_Given exercise_
Scan the lines below for the string "thích" and copy every one that has it.

(Some records)
------------------------------------------------

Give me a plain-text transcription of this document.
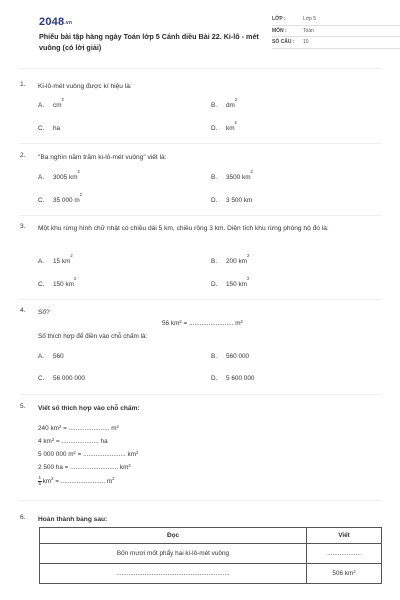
2048.vn
Phiếu bài tập hàng ngày Toán lớp 5 Cánh diều Bài 22. Ki-lô - mét vuông (có lời giải)
LỚP :	Lớp 5
MÔN :	Toán
SỐ CÂU :	10
1.	Ki-lô-mét vuông được kí hiệu là:
A.	cm
$^2$
B.	dm
$^2$
C.	ha	D.	km
$^2$
2.	"Ba nghìn năm trăm ki-lô-mét vuông" viết là:
A.	3005 km
$^2$
B.	3500 km
$^2$
C.	35 000 m
$^2$
D.	3 500 km
3.	Một khu rừng hình chữ nhật có chiều dài 5 km, chiều rộng 3 km. Diện tích khu rừng phòng hộ đó là:
A.	15 km
$^2$
B.	200 km
$^2$
C.	150 km
$^2$
D.	150 km
$^2$
4.	Số?
56 $km^2$ = ......................... $m^2$
Số thích hợp để điền vào chỗ chấm là:
A.	560	B.	560 000
C.	56 000 000	D.	5 600 000
5.	Viết số thích hợp vào chỗ chấm:
240 $km^2$ = ....................... $m^2$
4 $km^2$ = ..................... ha
5 000 000 $m^2$ = ........................ $km^2$
2 500 ha = ........................... $km^2$
$\frac{1}{5} km^2$ = ......................... $m^2$
6.	Hoàn thành bảng sau:
Đọc	Viết
Bốn mươi mốt phẩy hai ki-lô-mét vuông	...................
................................................................	506 $km^2$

------------------------------------------------

_Solution to this exercise_
Số thích hợp để điền vào chỗ chấm là:
5.	Viết số thích hợp vào chỗ chấm:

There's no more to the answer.